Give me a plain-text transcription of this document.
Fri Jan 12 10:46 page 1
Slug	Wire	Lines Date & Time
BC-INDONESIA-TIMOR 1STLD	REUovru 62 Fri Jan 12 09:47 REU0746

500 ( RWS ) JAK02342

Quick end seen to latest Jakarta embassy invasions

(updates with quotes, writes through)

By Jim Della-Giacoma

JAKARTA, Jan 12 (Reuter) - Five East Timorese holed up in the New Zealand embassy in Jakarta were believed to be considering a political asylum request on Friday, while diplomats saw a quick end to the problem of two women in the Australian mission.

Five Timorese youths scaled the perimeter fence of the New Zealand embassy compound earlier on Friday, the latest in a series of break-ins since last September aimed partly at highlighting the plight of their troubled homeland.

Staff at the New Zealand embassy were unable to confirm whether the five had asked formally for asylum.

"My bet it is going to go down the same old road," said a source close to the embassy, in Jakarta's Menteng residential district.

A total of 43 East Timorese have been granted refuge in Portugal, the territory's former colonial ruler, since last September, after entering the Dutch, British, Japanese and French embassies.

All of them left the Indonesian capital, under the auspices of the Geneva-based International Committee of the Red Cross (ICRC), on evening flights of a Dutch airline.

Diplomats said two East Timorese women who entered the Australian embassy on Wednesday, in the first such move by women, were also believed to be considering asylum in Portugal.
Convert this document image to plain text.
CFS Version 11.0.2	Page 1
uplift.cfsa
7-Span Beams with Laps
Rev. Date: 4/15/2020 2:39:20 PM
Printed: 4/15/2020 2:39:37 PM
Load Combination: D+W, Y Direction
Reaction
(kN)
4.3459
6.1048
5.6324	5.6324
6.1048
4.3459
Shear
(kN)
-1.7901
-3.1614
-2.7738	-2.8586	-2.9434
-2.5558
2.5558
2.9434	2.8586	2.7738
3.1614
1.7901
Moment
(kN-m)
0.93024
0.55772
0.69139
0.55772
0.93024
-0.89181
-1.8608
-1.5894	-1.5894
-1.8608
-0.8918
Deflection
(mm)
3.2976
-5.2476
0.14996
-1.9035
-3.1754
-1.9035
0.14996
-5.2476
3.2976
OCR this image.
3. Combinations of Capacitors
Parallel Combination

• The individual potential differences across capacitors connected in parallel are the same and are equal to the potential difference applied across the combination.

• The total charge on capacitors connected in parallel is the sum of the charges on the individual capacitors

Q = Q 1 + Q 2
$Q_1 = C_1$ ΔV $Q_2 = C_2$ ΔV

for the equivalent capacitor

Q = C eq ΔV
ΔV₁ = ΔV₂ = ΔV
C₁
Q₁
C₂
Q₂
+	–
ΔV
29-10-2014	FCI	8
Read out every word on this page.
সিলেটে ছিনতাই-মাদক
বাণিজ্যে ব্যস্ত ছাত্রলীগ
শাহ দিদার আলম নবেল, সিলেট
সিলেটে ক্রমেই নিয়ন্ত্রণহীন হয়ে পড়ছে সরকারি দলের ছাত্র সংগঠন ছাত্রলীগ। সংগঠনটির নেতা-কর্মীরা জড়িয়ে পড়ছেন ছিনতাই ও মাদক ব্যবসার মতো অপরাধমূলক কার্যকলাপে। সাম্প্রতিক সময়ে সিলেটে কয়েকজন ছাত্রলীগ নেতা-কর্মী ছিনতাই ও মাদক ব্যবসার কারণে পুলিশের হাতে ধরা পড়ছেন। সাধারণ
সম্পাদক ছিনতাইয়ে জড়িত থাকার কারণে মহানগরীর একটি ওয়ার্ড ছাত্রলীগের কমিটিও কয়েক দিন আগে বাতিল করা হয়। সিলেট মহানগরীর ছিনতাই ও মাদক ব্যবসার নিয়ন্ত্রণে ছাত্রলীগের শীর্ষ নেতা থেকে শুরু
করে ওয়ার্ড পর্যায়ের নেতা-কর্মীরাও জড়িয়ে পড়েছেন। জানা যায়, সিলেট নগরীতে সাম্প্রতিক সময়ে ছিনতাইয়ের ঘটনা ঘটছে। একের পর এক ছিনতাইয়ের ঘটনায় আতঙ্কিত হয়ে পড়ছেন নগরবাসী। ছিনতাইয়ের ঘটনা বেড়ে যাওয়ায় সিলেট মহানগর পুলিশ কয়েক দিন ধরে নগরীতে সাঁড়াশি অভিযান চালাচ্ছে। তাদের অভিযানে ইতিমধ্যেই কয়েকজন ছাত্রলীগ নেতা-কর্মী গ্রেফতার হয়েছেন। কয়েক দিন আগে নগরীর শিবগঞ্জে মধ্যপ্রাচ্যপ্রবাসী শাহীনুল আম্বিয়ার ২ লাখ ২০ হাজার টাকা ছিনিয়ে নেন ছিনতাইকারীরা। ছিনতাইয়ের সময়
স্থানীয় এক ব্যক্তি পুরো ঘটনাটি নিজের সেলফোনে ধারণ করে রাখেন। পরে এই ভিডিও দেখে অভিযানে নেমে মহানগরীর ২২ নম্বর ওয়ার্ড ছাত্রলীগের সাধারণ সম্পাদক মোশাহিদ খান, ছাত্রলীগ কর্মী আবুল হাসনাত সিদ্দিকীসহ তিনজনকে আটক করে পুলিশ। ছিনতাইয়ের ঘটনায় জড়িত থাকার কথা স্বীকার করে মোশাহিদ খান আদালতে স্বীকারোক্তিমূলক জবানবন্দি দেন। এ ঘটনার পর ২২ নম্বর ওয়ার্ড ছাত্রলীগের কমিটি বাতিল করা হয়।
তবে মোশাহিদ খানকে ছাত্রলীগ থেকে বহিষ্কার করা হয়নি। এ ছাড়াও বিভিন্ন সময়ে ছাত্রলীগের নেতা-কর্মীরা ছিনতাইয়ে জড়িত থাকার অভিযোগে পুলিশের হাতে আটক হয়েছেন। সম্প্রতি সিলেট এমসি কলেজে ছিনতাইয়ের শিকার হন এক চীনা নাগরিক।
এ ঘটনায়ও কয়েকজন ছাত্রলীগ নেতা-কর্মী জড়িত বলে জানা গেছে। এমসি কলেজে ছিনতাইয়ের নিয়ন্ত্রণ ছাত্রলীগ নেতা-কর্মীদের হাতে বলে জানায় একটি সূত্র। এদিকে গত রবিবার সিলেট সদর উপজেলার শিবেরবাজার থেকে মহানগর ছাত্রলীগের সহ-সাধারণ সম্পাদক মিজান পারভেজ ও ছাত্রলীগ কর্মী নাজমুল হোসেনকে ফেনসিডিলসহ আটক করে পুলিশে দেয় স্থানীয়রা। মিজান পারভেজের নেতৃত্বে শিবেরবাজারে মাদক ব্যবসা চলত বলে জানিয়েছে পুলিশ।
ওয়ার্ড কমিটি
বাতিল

==============================

- _Short exercise_
The records above are to be copied in full, exactly as written.

- _Task output_
Give me a plain-text transcription of this document.
Fri Jan 12 10:46 page 1
Slug	Wire	Lines Date & Time
BC-INDONESIA-TIMOR 1STLD	REUovru 62 Fri Jan 12 09:47 REU0746

500 ( RWS ) JAK02342

Quick end seen to latest Jakarta embassy invasions

(updates with quotes, writes through)

By Jim Della-Giacoma

JAKARTA, Jan 12 (Reuter) - Five East Timorese holed up in the New Zealand embassy in Jakarta were believed to be considering a political asylum request on Friday, while diplomats saw a quick end to the problem of two women in the Australian mission.

Five Timorese youths scaled the perimeter fence of the New Zealand embassy compound earlier on Friday, the latest in a series of break-ins since last September aimed partly at highlighting the plight of their troubled homeland.

Staff at the New Zealand embassy were unable to confirm whether the five had asked formally for asylum.

"My bet it is going to go down the same old road," said a source close to the embassy, in Jakarta's Menteng residential district.

A total of 43 East Timorese have been granted refuge in Portugal, the territory's former colonial ruler, since last September, after entering the Dutch, British, Japanese and French embassies.

All of them left the Indonesian capital, under the auspices of the Geneva-based International Committee of the Red Cross (ICRC), on evening flights of a Dutch airline.

Diplomats said two East Timorese women who entered the Australian embassy on Wednesday, in the first such move by women, were also believed to be considering asylum in Portugal.
Convert this document image to plain text.
CFS Version 11.0.2	Page 1
uplift.cfsa
7-Span Beams with Laps
Rev. Date: 4/15/2020 2:39:20 PM
Printed: 4/15/2020 2:39:37 PM
Load Combination: D+W, Y Direction
Reaction
(kN)
4.3459
6.1048
5.6324	5.6324
6.1048
4.3459
Shear
(kN)
-1.7901
-3.1614
-2.7738	-2.8586	-2.9434
-2.5558
2.5558
2.9434	2.8586	2.7738
3.1614
1.7901
Moment
(kN-m)
0.93024
0.55772
0.69139
0.55772
0.93024
-0.89181
-1.8608
-1.5894	-1.5894
-1.8608
-0.8918
Deflection
(mm)
3.2976
-5.2476
0.14996
-1.9035
-3.1754
-1.9035
0.14996
-5.2476
3.2976
OCR this image.
3. Combinations of Capacitors
Parallel Combination

• The individual potential differences across capacitors connected in parallel are the same and are equal to the potential difference applied across the combination.

• The total charge on capacitors connected in parallel is the sum of the charges on the individual capacitors

Q = Q 1 + Q 2
$Q_1 = C_1$ ΔV $Q_2 = C_2$ ΔV

for the equivalent capacitor

Q = C eq ΔV
ΔV₁ = ΔV₂ = ΔV
C₁
Q₁
C₂
Q₂
+	–
ΔV
29-10-2014	FCI	8
Read out every word on this page.
সিলেটে ছিনতাই-মাদক
বাণিজ্যে ব্যস্ত ছাত্রলীগ
শাহ দিদার আলম নবেল, সিলেট
সিলেটে ক্রমেই নিয়ন্ত্রণহীন হয়ে পড়ছে সরকারি দলের ছাত্র সংগঠন ছাত্রলীগ। সংগঠনটির নেতা-কর্মীরা জড়িয়ে পড়ছেন ছিনতাই ও মাদক ব্যবসার মতো অপরাধমূলক কার্যকলাপে। সাম্প্রতিক সময়ে সিলেটে কয়েকজন ছাত্রলীগ নেতা-কর্মী ছিনতাই ও মাদক ব্যবসার কারণে পুলিশের হাতে ধরা পড়ছেন। সাধারণ
সম্পাদক ছিনতাইয়ে জড়িত থাকার কারণে মহানগরীর একটি ওয়ার্ড ছাত্রলীগের কমিটিও কয়েক দিন আগে বাতিল করা হয়। সিলেট মহানগরীর ছিনতাই ও মাদক ব্যবসার নিয়ন্ত্রণে ছাত্রলীগের শীর্ষ নেতা থেকে শুরু
করে ওয়ার্ড পর্যায়ের নেতা-কর্মীরাও জড়িয়ে পড়েছেন। জানা যায়, সিলেট নগরীতে সাম্প্রতিক সময়ে ছিনতাইয়ের ঘটনা ঘটছে। একের পর এক ছিনতাইয়ের ঘটনায় আতঙ্কিত হয়ে পড়ছেন নগরবাসী। ছিনতাইয়ের ঘটনা বেড়ে যাওয়ায় সিলেট মহানগর পুলিশ কয়েক দিন ধরে নগরীতে সাঁড়াশি অভিযান চালাচ্ছে। তাদের অভিযানে ইতিমধ্যেই কয়েকজন ছাত্রলীগ নেতা-কর্মী গ্রেফতার হয়েছেন। কয়েক দিন আগে নগরীর শিবগঞ্জে মধ্যপ্রাচ্যপ্রবাসী শাহীনুল আম্বিয়ার ২ লাখ ২০ হাজার টাকা ছিনিয়ে নেন ছিনতাইকারীরা। ছিনতাইয়ের সময়
স্থানীয় এক ব্যক্তি পুরো ঘটনাটি নিজের সেলফোনে ধারণ করে রাখেন। পরে এই ভিডিও দেখে অভিযানে নেমে মহানগরীর ২২ নম্বর ওয়ার্ড ছাত্রলীগের সাধারণ সম্পাদক মোশাহিদ খান, ছাত্রলীগ কর্মী আবুল হাসনাত সিদ্দিকীসহ তিনজনকে আটক করে পুলিশ। ছিনতাইয়ের ঘটনায় জড়িত থাকার কথা স্বীকার করে মোশাহিদ খান আদালতে স্বীকারোক্তিমূলক জবানবন্দি দেন। এ ঘটনার পর ২২ নম্বর ওয়ার্ড ছাত্রলীগের কমিটি বাতিল করা হয়।
তবে মোশাহিদ খানকে ছাত্রলীগ থেকে বহিষ্কার করা হয়নি। এ ছাড়াও বিভিন্ন সময়ে ছাত্রলীগের নেতা-কর্মীরা ছিনতাইয়ে জড়িত থাকার অভিযোগে পুলিশের হাতে আটক হয়েছেন। সম্প্রতি সিলেট এমসি কলেজে ছিনতাইয়ের শিকার হন এক চীনা নাগরিক।
এ ঘটনায়ও কয়েকজন ছাত্রলীগ নেতা-কর্মী জড়িত বলে জানা গেছে। এমসি কলেজে ছিনতাইয়ের নিয়ন্ত্রণ ছাত্রলীগ নেতা-কর্মীদের হাতে বলে জানায় একটি সূত্র। এদিকে গত রবিবার সিলেট সদর উপজেলার শিবেরবাজার থেকে মহানগর ছাত্রলীগের সহ-সাধারণ সম্পাদক মিজান পারভেজ ও ছাত্রলীগ কর্মী নাজমুল হোসেনকে ফেনসিডিলসহ আটক করে পুলিশে দেয় স্থানীয়রা। মিজান পারভেজের নেতৃত্বে শিবেরবাজারে মাদক ব্যবসা চলত বলে জানিয়েছে পুলিশ।
ওয়ার্ড কমিটি
বাতিল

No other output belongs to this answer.